Data for this task:
——
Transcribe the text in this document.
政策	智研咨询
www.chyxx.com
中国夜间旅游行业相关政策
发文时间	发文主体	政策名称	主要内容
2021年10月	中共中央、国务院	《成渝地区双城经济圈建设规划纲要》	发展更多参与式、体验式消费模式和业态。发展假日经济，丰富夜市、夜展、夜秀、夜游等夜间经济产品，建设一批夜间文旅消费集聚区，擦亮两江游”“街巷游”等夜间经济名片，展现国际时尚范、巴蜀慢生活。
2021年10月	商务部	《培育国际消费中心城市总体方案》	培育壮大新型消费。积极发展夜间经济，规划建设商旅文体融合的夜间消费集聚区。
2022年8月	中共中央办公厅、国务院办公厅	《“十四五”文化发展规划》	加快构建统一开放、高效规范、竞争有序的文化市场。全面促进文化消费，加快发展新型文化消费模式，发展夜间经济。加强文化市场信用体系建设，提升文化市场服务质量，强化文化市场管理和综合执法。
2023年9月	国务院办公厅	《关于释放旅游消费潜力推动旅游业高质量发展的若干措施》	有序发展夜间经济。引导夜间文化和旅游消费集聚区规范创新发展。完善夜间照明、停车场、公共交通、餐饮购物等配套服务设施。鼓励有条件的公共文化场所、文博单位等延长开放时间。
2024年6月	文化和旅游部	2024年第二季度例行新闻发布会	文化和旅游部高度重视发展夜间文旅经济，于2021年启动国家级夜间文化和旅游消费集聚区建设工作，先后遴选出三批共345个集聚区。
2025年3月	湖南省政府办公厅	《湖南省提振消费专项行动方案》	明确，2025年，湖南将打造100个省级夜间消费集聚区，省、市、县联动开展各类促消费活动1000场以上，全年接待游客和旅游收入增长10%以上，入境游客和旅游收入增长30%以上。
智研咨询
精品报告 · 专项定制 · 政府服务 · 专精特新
——
Problem statement: All of the data shown above must be copied exactly.

Response to the task:
Transcribe the text in this document.
政策	智研咨询
www.chyxx.com
中国夜间旅游行业相关政策
发文时间	发文主体	政策名称	主要内容
2021年10月	中共中央、国务院	《成渝地区双城经济圈建设规划纲要》	发展更多参与式、体验式消费模式和业态。发展假日经济，丰富夜市、夜展、夜秀、夜游等夜间经济产品，建设一批夜间文旅消费集聚区，擦亮两江游”“街巷游”等夜间经济名片，展现国际时尚范、巴蜀慢生活。
2021年10月	商务部	《培育国际消费中心城市总体方案》	培育壮大新型消费。积极发展夜间经济，规划建设商旅文体融合的夜间消费集聚区。
2022年8月	中共中央办公厅、国务院办公厅	《“十四五”文化发展规划》	加快构建统一开放、高效规范、竞争有序的文化市场。全面促进文化消费，加快发展新型文化消费模式，发展夜间经济。加强文化市场信用体系建设，提升文化市场服务质量，强化文化市场管理和综合执法。
2023年9月	国务院办公厅	《关于释放旅游消费潜力推动旅游业高质量发展的若干措施》	有序发展夜间经济。引导夜间文化和旅游消费集聚区规范创新发展。完善夜间照明、停车场、公共交通、餐饮购物等配套服务设施。鼓励有条件的公共文化场所、文博单位等延长开放时间。
2024年6月	文化和旅游部	2024年第二季度例行新闻发布会	文化和旅游部高度重视发展夜间文旅经济，于2021年启动国家级夜间文化和旅游消费集聚区建设工作，先后遴选出三批共345个集聚区。
2025年3月	湖南省政府办公厅	《湖南省提振消费专项行动方案》	明确，2025年，湖南将打造100个省级夜间消费集聚区，省、市、县联动开展各类促消费活动1000场以上，全年接待游客和旅游收入增长10%以上，入境游客和旅游收入增长30%以上。
智研咨询
精品报告 · 专项定制 · 政府服务 · 专精特新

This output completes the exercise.